What is asked = Reproduce the material word for word; the images stay out.

--- Records shown ---

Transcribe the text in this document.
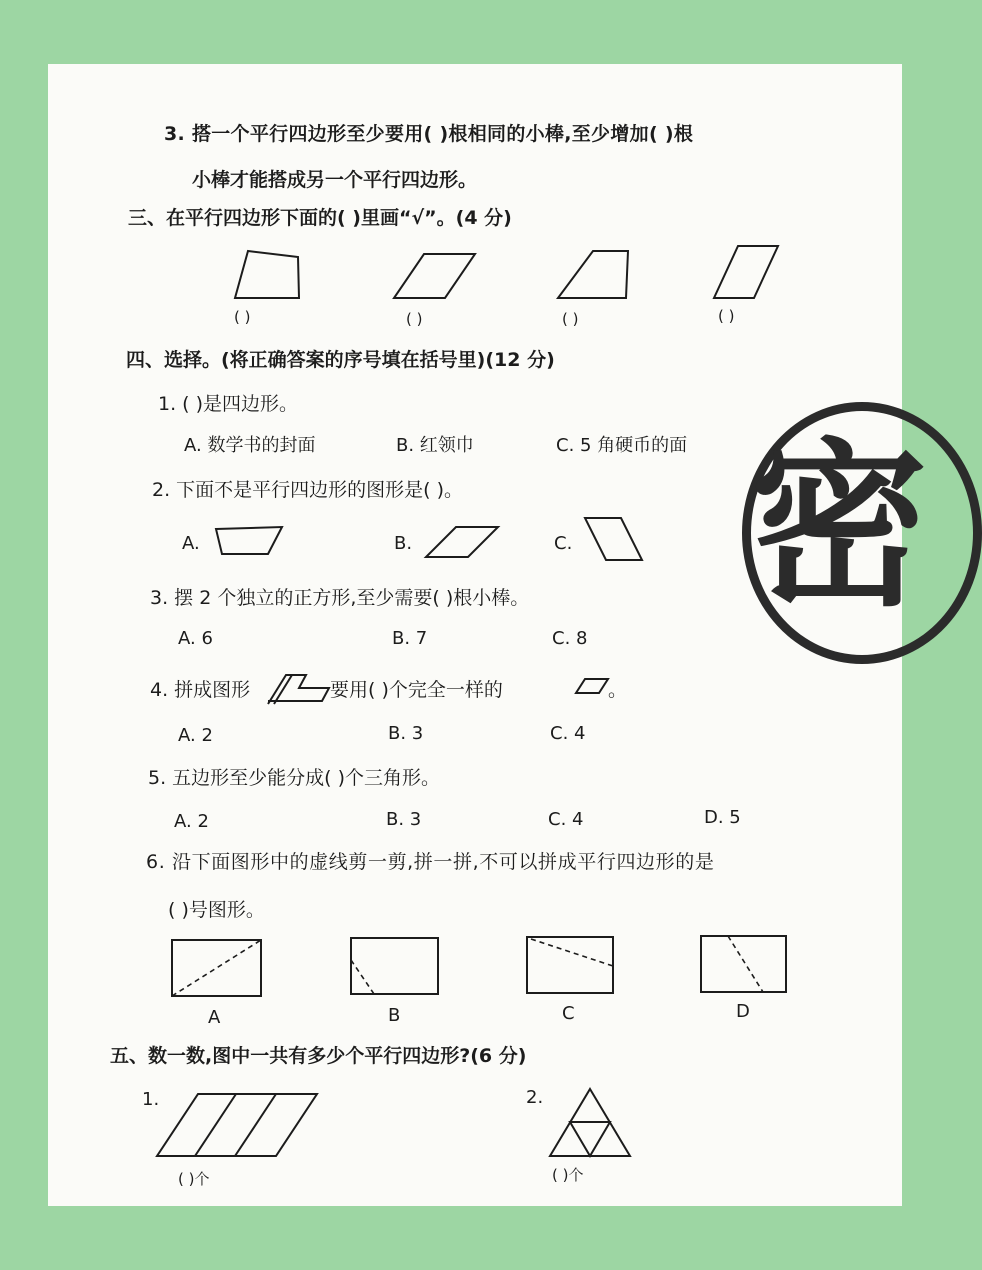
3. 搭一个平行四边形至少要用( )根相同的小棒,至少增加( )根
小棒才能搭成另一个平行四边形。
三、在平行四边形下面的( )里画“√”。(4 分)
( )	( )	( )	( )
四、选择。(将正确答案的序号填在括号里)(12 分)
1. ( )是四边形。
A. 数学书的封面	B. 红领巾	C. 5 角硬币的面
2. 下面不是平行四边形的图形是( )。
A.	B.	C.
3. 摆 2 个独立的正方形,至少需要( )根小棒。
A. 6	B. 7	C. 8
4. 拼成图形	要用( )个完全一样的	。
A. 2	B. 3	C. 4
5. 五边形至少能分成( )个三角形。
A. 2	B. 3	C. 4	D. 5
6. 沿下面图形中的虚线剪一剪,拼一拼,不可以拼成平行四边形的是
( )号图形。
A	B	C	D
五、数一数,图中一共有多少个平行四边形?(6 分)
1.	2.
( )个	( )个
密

---

Result =
Transcribe the text in this document.
3. 搭一个平行四边形至少要用( )根相同的小棒,至少增加( )根
小棒才能搭成另一个平行四边形。
三、在平行四边形下面的( )里画“√”。(4 分)
( )	( )	( )	( )
四、选择。(将正确答案的序号填在括号里)(12 分)
1. ( )是四边形。
A. 数学书的封面	B. 红领巾	C. 5 角硬币的面
2. 下面不是平行四边形的图形是( )。
A.	B.	C.
3. 摆 2 个独立的正方形,至少需要( )根小棒。
A. 6	B. 7	C. 8
4. 拼成图形	要用( )个完全一样的	。
A. 2	B. 3	C. 4
5. 五边形至少能分成( )个三角形。
A. 2	B. 3	C. 4	D. 5
6. 沿下面图形中的虚线剪一剪,拼一拼,不可以拼成平行四边形的是
( )号图形。
A	B	C	D
五、数一数,图中一共有多少个平行四边形?(6 分)
1.	2.
( )个	( )个
密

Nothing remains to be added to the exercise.